# [RECORDS FOR THE TASK]
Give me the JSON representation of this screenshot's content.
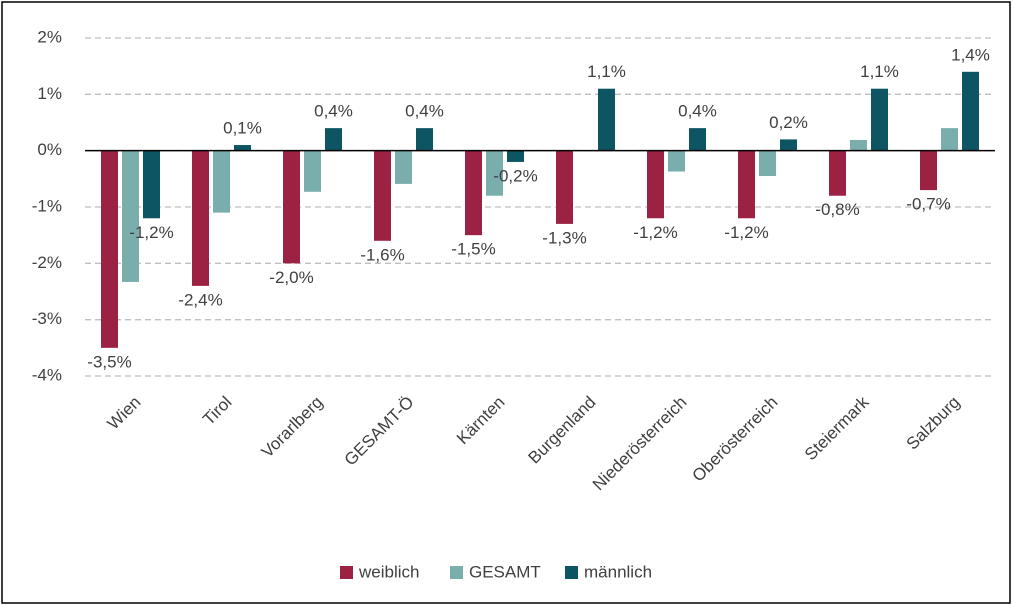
{
  "chart_data": {
    "type": "bar",
    "categories": [
      "Wien",
      "Tirol",
      "Vorarlberg",
      "GESAMT-Ö",
      "Kärnten",
      "Burgenland",
      "Niederösterreich",
      "Oberösterreich",
      "Steiermark",
      "Salzburg"
    ],
    "series": [
      {
        "name": "weiblich",
        "color": "#9b2242",
        "values": [
          -3.5,
          -2.4,
          -2.0,
          -1.6,
          -1.5,
          -1.3,
          -1.2,
          -1.2,
          -0.8,
          -0.7
        ],
        "value_labels": [
          "-3,5%",
          "-2,4%",
          "-2,0%",
          "-1,6%",
          "-1,5%",
          "-1,3%",
          "-1,2%",
          "-1,2%",
          "-0,8%",
          "-0,7%"
        ]
      },
      {
        "name": "GESAMT",
        "color": "#79aead",
        "values": [
          -2.33,
          -1.1,
          -0.73,
          -0.59,
          -0.8,
          0.01,
          -0.37,
          -0.45,
          0.19,
          0.4
        ]
      },
      {
        "name": "männlich",
        "color": "#0d5563",
        "values": [
          -1.2,
          0.1,
          0.4,
          0.4,
          -0.2,
          1.1,
          0.4,
          0.2,
          1.1,
          1.4
        ],
        "value_labels": [
          "-1,2%",
          "0,1%",
          "0,4%",
          "0,4%",
          "-0,2%",
          "1,1%",
          "0,4%",
          "0,2%",
          "1,1%",
          "1,4%"
        ]
      }
    ],
    "ylim": [
      -4,
      2
    ],
    "yticks": [
      {
        "value": -4,
        "label": "-4%"
      },
      {
        "value": -3,
        "label": "-3%"
      },
      {
        "value": -2,
        "label": "-2%"
      },
      {
        "value": -1,
        "label": "-1%"
      },
      {
        "value": 0,
        "label": "0%"
      },
      {
        "value": 1,
        "label": "1%"
      },
      {
        "value": 2,
        "label": "2%"
      }
    ],
    "grid": true,
    "legend": "bottom"
  }
}
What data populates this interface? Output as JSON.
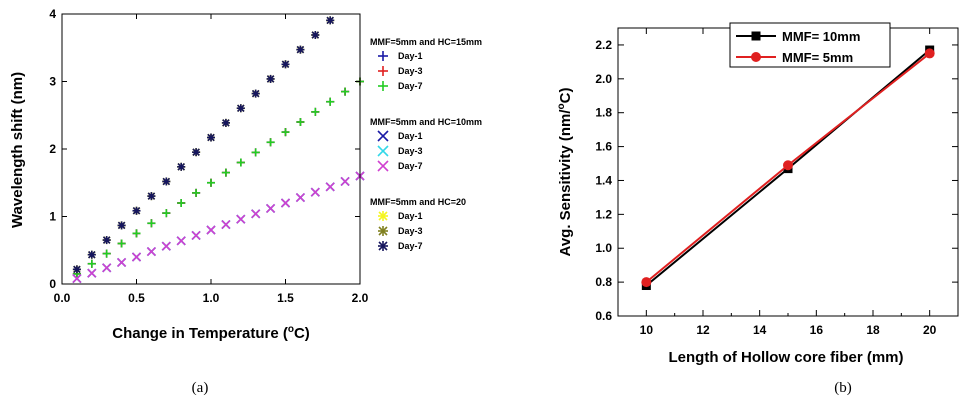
{
  "captions": {
    "a": "(a)",
    "b": "(b)"
  },
  "chart_data": [
    {
      "type": "scatter",
      "xlabel": "Change in Temperature (°C)",
      "ylabel": "Wavelength shift (nm)",
      "xlim": [
        0,
        2.0
      ],
      "ylim": [
        0,
        4
      ],
      "xticks": [
        "0.0",
        "0.5",
        "1.0",
        "1.5",
        "2.0"
      ],
      "yticks": [
        "0",
        "1",
        "2",
        "3",
        "4"
      ],
      "grid": false,
      "legend_position": "right",
      "groups": [
        {
          "title": "MMF=5mm and HC=15mm",
          "series": [
            {
              "name": "Day-1",
              "marker": "plus",
              "color": "#1a1aa6",
              "slope": 1.5,
              "x_min": 0.1,
              "x_max": 2.0
            },
            {
              "name": "Day-3",
              "marker": "plus",
              "color": "#e02020",
              "slope": 1.5,
              "x_min": 0.1,
              "x_max": 2.0
            },
            {
              "name": "Day-7",
              "marker": "plus",
              "color": "#22cc22",
              "slope": 1.5,
              "x_min": 0.1,
              "x_max": 2.0
            }
          ]
        },
        {
          "title": "MMF=5mm and HC=10mm",
          "series": [
            {
              "name": "Day-1",
              "marker": "x",
              "color": "#1a1aa6",
              "slope": 0.8,
              "x_min": 0.1,
              "x_max": 2.0
            },
            {
              "name": "Day-3",
              "marker": "x",
              "color": "#33d8e8",
              "slope": 0.8,
              "x_min": 0.1,
              "x_max": 2.0
            },
            {
              "name": "Day-7",
              "marker": "x",
              "color": "#d040d0",
              "slope": 0.8,
              "x_min": 0.1,
              "x_max": 2.0
            }
          ]
        },
        {
          "title": "MMF=5mm and HC=20",
          "series": [
            {
              "name": "Day-1",
              "marker": "star",
              "color": "#f5f520",
              "slope": 2.17,
              "x_min": 0.1,
              "x_max": 1.8
            },
            {
              "name": "Day-3",
              "marker": "star",
              "color": "#808020",
              "slope": 2.17,
              "x_min": 0.1,
              "x_max": 1.8
            },
            {
              "name": "Day-7",
              "marker": "star",
              "color": "#16165e",
              "slope": 2.17,
              "x_min": 0.1,
              "x_max": 1.8
            }
          ]
        }
      ]
    },
    {
      "type": "line",
      "xlabel": "Length of Hollow core fiber (mm)",
      "ylabel": "Avg. Sensitivity (nm/°C)",
      "xlim": [
        9,
        21
      ],
      "ylim": [
        0.6,
        2.3
      ],
      "xticks": [
        10,
        12,
        14,
        16,
        18,
        20
      ],
      "yticks": [
        "0.6",
        "0.8",
        "1.0",
        "1.2",
        "1.4",
        "1.6",
        "1.8",
        "2.0",
        "2.2"
      ],
      "grid": false,
      "legend_position": "top",
      "x": [
        10,
        15,
        20
      ],
      "series": [
        {
          "name": "MMF= 10mm",
          "marker": "square",
          "color": "#000000",
          "values": [
            0.78,
            1.47,
            2.17
          ]
        },
        {
          "name": "MMF= 5mm",
          "marker": "circle",
          "color": "#e02020",
          "values": [
            0.8,
            1.49,
            2.15
          ]
        }
      ]
    }
  ]
}
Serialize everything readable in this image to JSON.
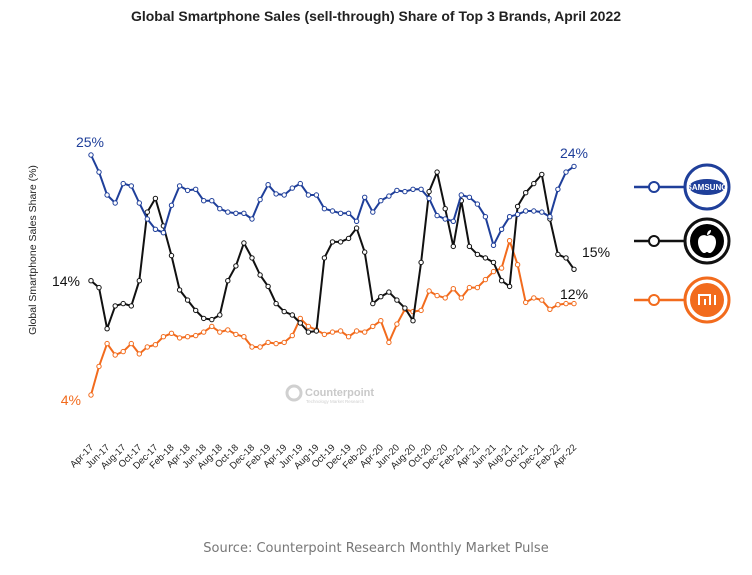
{
  "title": "Global Smartphone Sales (sell-through) Share of Top 3 Brands, April 2022",
  "source": "Source: Counterpoint Research Monthly Market Pulse",
  "watermark": {
    "name": "Counterpoint",
    "tagline": "Technology Market Research"
  },
  "chart_data": {
    "type": "line",
    "title": "Global Smartphone Sales (sell-through) Share of Top 3 Brands, April 2022",
    "ylabel": "Global Smartphone Sales Share (%)",
    "xlabel": "",
    "ylim": [
      0,
      30
    ],
    "grid": false,
    "legend": "right",
    "x": [
      "Apr-17",
      "May-17",
      "Jun-17",
      "Jul-17",
      "Aug-17",
      "Sep-17",
      "Oct-17",
      "Nov-17",
      "Dec-17",
      "Jan-18",
      "Feb-18",
      "Mar-18",
      "Apr-18",
      "May-18",
      "Jun-18",
      "Jul-18",
      "Aug-18",
      "Sep-18",
      "Oct-18",
      "Nov-18",
      "Dec-18",
      "Jan-19",
      "Feb-19",
      "Mar-19",
      "Apr-19",
      "May-19",
      "Jun-19",
      "Jul-19",
      "Aug-19",
      "Sep-19",
      "Oct-19",
      "Nov-19",
      "Dec-19",
      "Jan-20",
      "Feb-20",
      "Mar-20",
      "Apr-20",
      "May-20",
      "Jun-20",
      "Jul-20",
      "Aug-20",
      "Sep-20",
      "Oct-20",
      "Nov-20",
      "Dec-20",
      "Jan-21",
      "Feb-21",
      "Mar-21",
      "Apr-21",
      "May-21",
      "Jun-21",
      "Jul-21",
      "Aug-21",
      "Sep-21",
      "Oct-21",
      "Nov-21",
      "Dec-21",
      "Jan-22",
      "Feb-22",
      "Mar-22",
      "Apr-22"
    ],
    "tick_labels": [
      "Apr-17",
      "Jun-17",
      "Aug-17",
      "Oct-17",
      "Dec-17",
      "Feb-18",
      "Apr-18",
      "Jun-18",
      "Aug-18",
      "Oct-18",
      "Dec-18",
      "Feb-19",
      "Apr-19",
      "Jun-19",
      "Aug-19",
      "Oct-19",
      "Dec-19",
      "Feb-20",
      "Apr-20",
      "Jun-20",
      "Aug-20",
      "Oct-20",
      "Dec-20",
      "Feb-21",
      "Apr-21",
      "Jun-21",
      "Aug-21",
      "Oct-21",
      "Dec-21",
      "Feb-22",
      "Apr-22"
    ],
    "series": [
      {
        "name": "SAMSUNG",
        "color": "#1f3f9a",
        "start_label": "25%",
        "end_label": "24%",
        "values": [
          25,
          23.5,
          21.5,
          20.8,
          22.5,
          22.3,
          20.8,
          19.4,
          18.5,
          18.2,
          20.6,
          22.3,
          21.9,
          22.0,
          21.0,
          21.0,
          20.3,
          20.0,
          19.9,
          19.9,
          19.4,
          21.1,
          22.4,
          21.6,
          21.5,
          22.1,
          22.5,
          21.5,
          21.5,
          20.3,
          20.1,
          19.9,
          19.9,
          19.2,
          21.3,
          20.0,
          21.0,
          21.4,
          21.9,
          21.8,
          22.0,
          22.0,
          21.2,
          19.7,
          19.4,
          19.2,
          21.5,
          21.3,
          20.7,
          19.6,
          17.1,
          18.5,
          19.6,
          19.8,
          20.1,
          20.1,
          20.0,
          19.6,
          22.0,
          23.5,
          24.0
        ]
      },
      {
        "name": "Apple",
        "color": "#111111",
        "start_label": "14%",
        "end_label": "15%",
        "values": [
          14,
          13.4,
          9.8,
          11.8,
          12.0,
          11.8,
          14.0,
          20.0,
          21.2,
          18.8,
          16.2,
          13.2,
          12.3,
          11.4,
          10.7,
          10.6,
          11.0,
          14.0,
          15.3,
          17.3,
          16.0,
          14.5,
          13.5,
          12.0,
          11.3,
          11.0,
          10.3,
          9.5,
          9.6,
          16.0,
          17.4,
          17.4,
          17.7,
          18.6,
          16.5,
          12.0,
          12.6,
          13.0,
          12.3,
          11.6,
          10.5,
          15.6,
          21.8,
          23.5,
          20.3,
          17.0,
          21.0,
          17.0,
          16.3,
          16.0,
          15.6,
          14.0,
          13.5,
          20.5,
          21.7,
          22.5,
          23.3,
          19.4,
          16.3,
          16.0,
          15.0
        ]
      },
      {
        "name": "Xiaomi",
        "color": "#f26b1d",
        "start_label": "4%",
        "end_label": "12%",
        "values": [
          4,
          6.5,
          8.5,
          7.5,
          7.8,
          8.5,
          7.6,
          8.2,
          8.4,
          9.1,
          9.4,
          9.0,
          9.1,
          9.2,
          9.5,
          10.0,
          9.5,
          9.7,
          9.3,
          9.1,
          8.2,
          8.2,
          8.6,
          8.5,
          8.6,
          9.2,
          10.7,
          10.0,
          9.7,
          9.3,
          9.5,
          9.6,
          9.1,
          9.6,
          9.5,
          10.0,
          10.5,
          8.6,
          10.2,
          11.5,
          11.3,
          11.4,
          13.1,
          12.7,
          12.5,
          13.3,
          12.5,
          13.4,
          13.4,
          14.1,
          14.8,
          15.1,
          17.5,
          15.4,
          12.1,
          12.5,
          12.3,
          11.5,
          11.9,
          12.0,
          12.0
        ]
      }
    ]
  }
}
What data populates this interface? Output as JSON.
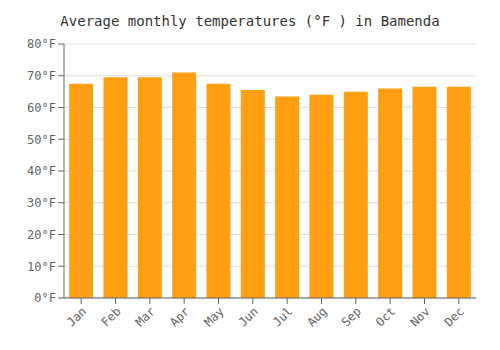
{
  "chart_data": {
    "type": "bar",
    "title": "Average monthly temperatures (°F ) in Bamenda",
    "categories": [
      "Jan",
      "Feb",
      "Mar",
      "Apr",
      "May",
      "Jun",
      "Jul",
      "Aug",
      "Sep",
      "Oct",
      "Nov",
      "Dec"
    ],
    "values": [
      67.5,
      69.5,
      69.5,
      71.0,
      67.5,
      65.5,
      63.5,
      64.0,
      65.0,
      66.0,
      66.5,
      66.5
    ],
    "color": "#ffa014",
    "ylim": [
      0,
      80
    ],
    "yticks": [
      {
        "value": 0,
        "label": "0°F"
      },
      {
        "value": 10,
        "label": "10°F"
      },
      {
        "value": 20,
        "label": "20°F"
      },
      {
        "value": 30,
        "label": "30°F"
      },
      {
        "value": 40,
        "label": "40°F"
      },
      {
        "value": 50,
        "label": "50°F"
      },
      {
        "value": 60,
        "label": "60°F"
      },
      {
        "value": 70,
        "label": "70°F"
      },
      {
        "value": 80,
        "label": "80°F"
      }
    ],
    "grid": true
  }
}
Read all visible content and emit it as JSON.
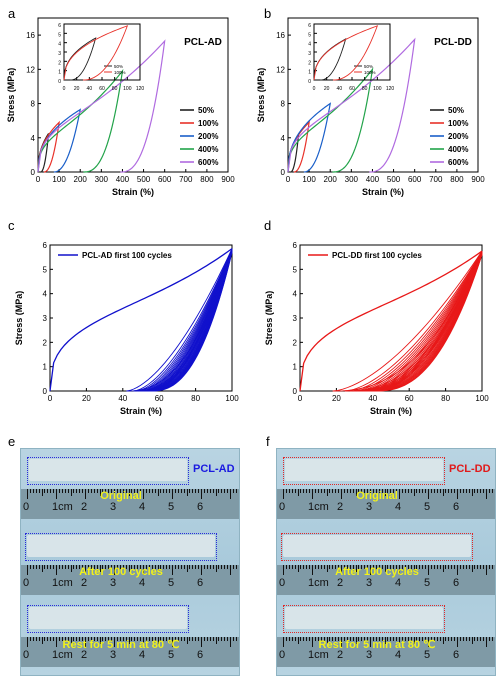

# [DIRECTIONS FOR THIS TASK]
Copy each line from the records above that includes the string "ylabel".

# [REPLY]
      "ylabel": "Wavelength shift (nm)",
      "ylabel": "Avg. Sensitivity (nm/°C)",
    "ylabel": "Global Smartphone Sales Share (%)",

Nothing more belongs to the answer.